:: TO DO ::
Copy the following listing word for word.

============================================================

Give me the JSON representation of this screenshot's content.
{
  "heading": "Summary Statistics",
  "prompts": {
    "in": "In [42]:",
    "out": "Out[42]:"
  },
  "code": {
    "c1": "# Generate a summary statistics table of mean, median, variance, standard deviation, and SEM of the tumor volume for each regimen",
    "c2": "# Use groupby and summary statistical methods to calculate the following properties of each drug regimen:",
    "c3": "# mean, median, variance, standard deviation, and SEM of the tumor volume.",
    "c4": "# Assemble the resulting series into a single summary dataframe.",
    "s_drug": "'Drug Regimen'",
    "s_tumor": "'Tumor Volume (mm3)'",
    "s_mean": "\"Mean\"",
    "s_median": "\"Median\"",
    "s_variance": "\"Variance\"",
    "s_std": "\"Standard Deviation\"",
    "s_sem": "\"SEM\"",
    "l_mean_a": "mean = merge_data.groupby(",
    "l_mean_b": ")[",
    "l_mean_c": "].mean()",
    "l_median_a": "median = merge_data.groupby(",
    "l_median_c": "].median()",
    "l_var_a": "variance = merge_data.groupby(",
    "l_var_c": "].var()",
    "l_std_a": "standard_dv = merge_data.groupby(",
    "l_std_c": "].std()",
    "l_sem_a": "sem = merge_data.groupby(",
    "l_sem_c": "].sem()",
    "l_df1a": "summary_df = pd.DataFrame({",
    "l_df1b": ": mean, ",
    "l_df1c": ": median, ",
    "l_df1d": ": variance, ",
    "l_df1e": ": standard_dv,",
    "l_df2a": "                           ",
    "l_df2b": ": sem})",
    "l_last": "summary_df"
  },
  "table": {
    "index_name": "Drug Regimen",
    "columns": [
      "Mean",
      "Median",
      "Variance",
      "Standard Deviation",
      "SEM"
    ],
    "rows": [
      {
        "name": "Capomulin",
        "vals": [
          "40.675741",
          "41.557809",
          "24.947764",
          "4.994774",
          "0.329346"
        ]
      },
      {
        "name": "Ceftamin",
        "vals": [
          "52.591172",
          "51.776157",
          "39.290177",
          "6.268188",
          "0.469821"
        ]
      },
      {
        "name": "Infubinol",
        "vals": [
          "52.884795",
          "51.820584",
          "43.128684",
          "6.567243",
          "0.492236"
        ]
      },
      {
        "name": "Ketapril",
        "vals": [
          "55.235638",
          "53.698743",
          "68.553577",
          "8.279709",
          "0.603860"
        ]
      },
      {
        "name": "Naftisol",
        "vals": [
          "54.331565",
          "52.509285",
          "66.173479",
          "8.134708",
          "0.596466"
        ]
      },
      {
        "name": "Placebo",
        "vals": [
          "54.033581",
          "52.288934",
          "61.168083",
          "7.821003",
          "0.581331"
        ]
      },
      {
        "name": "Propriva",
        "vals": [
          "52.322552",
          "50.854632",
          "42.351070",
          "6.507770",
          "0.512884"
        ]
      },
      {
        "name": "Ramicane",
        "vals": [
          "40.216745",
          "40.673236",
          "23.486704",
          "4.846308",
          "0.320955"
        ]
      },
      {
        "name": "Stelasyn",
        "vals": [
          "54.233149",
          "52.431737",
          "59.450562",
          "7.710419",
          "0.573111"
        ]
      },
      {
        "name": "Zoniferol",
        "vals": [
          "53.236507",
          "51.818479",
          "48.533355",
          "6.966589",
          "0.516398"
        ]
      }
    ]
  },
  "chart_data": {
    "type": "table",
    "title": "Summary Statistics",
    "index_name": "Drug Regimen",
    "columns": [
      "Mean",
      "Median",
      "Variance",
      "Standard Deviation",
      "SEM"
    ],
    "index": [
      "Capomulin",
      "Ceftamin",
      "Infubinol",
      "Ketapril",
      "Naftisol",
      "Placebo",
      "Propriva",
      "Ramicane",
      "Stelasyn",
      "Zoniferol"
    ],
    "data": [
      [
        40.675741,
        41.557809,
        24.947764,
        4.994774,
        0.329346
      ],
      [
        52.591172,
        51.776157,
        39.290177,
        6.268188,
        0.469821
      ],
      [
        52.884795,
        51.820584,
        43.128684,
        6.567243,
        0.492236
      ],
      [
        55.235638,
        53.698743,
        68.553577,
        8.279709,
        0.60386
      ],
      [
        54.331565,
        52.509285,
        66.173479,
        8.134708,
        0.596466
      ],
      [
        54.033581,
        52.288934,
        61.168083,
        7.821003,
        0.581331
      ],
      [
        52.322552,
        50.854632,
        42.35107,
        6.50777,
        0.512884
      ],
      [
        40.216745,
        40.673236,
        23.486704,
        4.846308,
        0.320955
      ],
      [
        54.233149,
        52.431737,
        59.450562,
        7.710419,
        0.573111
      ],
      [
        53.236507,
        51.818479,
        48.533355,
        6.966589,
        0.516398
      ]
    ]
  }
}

============================================================

:: TASK RESULT ::
Give me the JSON representation of this screenshot's content.
{
  "heading": "Summary Statistics",
  "prompts": {
    "in": "In [42]:",
    "out": "Out[42]:"
  },
  "code": {
    "c1": "# Generate a summary statistics table of mean, median, variance, standard deviation, and SEM of the tumor volume for each regimen",
    "c2": "# Use groupby and summary statistical methods to calculate the following properties of each drug regimen:",
    "c3": "# mean, median, variance, standard deviation, and SEM of the tumor volume.",
    "c4": "# Assemble the resulting series into a single summary dataframe.",
    "s_drug": "'Drug Regimen'",
    "s_tumor": "'Tumor Volume (mm3)'",
    "s_mean": "\"Mean\"",
    "s_median": "\"Median\"",
    "s_variance": "\"Variance\"",
    "s_std": "\"Standard Deviation\"",
    "s_sem": "\"SEM\"",
    "l_mean_a": "mean = merge_data.groupby(",
    "l_mean_b": ")[",
    "l_mean_c": "].mean()",
    "l_median_a": "median = merge_data.groupby(",
    "l_median_c": "].median()",
    "l_var_a": "variance = merge_data.groupby(",
    "l_var_c": "].var()",
    "l_std_a": "standard_dv = merge_data.groupby(",
    "l_std_c": "].std()",
    "l_sem_a": "sem = merge_data.groupby(",
    "l_sem_c": "].sem()",
    "l_df1a": "summary_df = pd.DataFrame({",
    "l_df1b": ": mean, ",
    "l_df1c": ": median, ",
    "l_df1d": ": variance, ",
    "l_df1e": ": standard_dv,",
    "l_df2a": "                           ",
    "l_df2b": ": sem})",
    "l_last": "summary_df"
  },
  "table": {
    "index_name": "Drug Regimen",
    "columns": [
      "Mean",
      "Median",
      "Variance",
      "Standard Deviation",
      "SEM"
    ],
    "rows": [
      {
        "name": "Capomulin",
        "vals": [
          "40.675741",
          "41.557809",
          "24.947764",
          "4.994774",
          "0.329346"
        ]
      },
      {
        "name": "Ceftamin",
        "vals": [
          "52.591172",
          "51.776157",
          "39.290177",
          "6.268188",
          "0.469821"
        ]
      },
      {
        "name": "Infubinol",
        "vals": [
          "52.884795",
          "51.820584",
          "43.128684",
          "6.567243",
          "0.492236"
        ]
      },
      {
        "name": "Ketapril",
        "vals": [
          "55.235638",
          "53.698743",
          "68.553577",
          "8.279709",
          "0.603860"
        ]
      },
      {
        "name": "Naftisol",
        "vals": [
          "54.331565",
          "52.509285",
          "66.173479",
          "8.134708",
          "0.596466"
        ]
      },
      {
        "name": "Placebo",
        "vals": [
          "54.033581",
          "52.288934",
          "61.168083",
          "7.821003",
          "0.581331"
        ]
      },
      {
        "name": "Propriva",
        "vals": [
          "52.322552",
          "50.854632",
          "42.351070",
          "6.507770",
          "0.512884"
        ]
      },
      {
        "name": "Ramicane",
        "vals": [
          "40.216745",
          "40.673236",
          "23.486704",
          "4.846308",
          "0.320955"
        ]
      },
      {
        "name": "Stelasyn",
        "vals": [
          "54.233149",
          "52.431737",
          "59.450562",
          "7.710419",
          "0.573111"
        ]
      },
      {
        "name": "Zoniferol",
        "vals": [
          "53.236507",
          "51.818479",
          "48.533355",
          "6.966589",
          "0.516398"
        ]
      }
    ]
  },
  "chart_data": {
    "type": "table",
    "title": "Summary Statistics",
    "index_name": "Drug Regimen",
    "columns": [
      "Mean",
      "Median",
      "Variance",
      "Standard Deviation",
      "SEM"
    ],
    "index": [
      "Capomulin",
      "Ceftamin",
      "Infubinol",
      "Ketapril",
      "Naftisol",
      "Placebo",
      "Propriva",
      "Ramicane",
      "Stelasyn",
      "Zoniferol"
    ],
    "data": [
      [
        40.675741,
        41.557809,
        24.947764,
        4.994774,
        0.329346
      ],
      [
        52.591172,
        51.776157,
        39.290177,
        6.268188,
        0.469821
      ],
      [
        52.884795,
        51.820584,
        43.128684,
        6.567243,
        0.492236
      ],
      [
        55.235638,
        53.698743,
        68.553577,
        8.279709,
        0.60386
      ],
      [
        54.331565,
        52.509285,
        66.173479,
        8.134708,
        0.596466
      ],
      [
        54.033581,
        52.288934,
        61.168083,
        7.821003,
        0.581331
      ],
      [
        52.322552,
        50.854632,
        42.35107,
        6.50777,
        0.512884
      ],
      [
        40.216745,
        40.673236,
        23.486704,
        4.846308,
        0.320955
      ],
      [
        54.233149,
        52.431737,
        59.450562,
        7.710419,
        0.573111
      ],
      [
        53.236507,
        51.818479,
        48.533355,
        6.966589,
        0.516398
      ]
    ]
  }
}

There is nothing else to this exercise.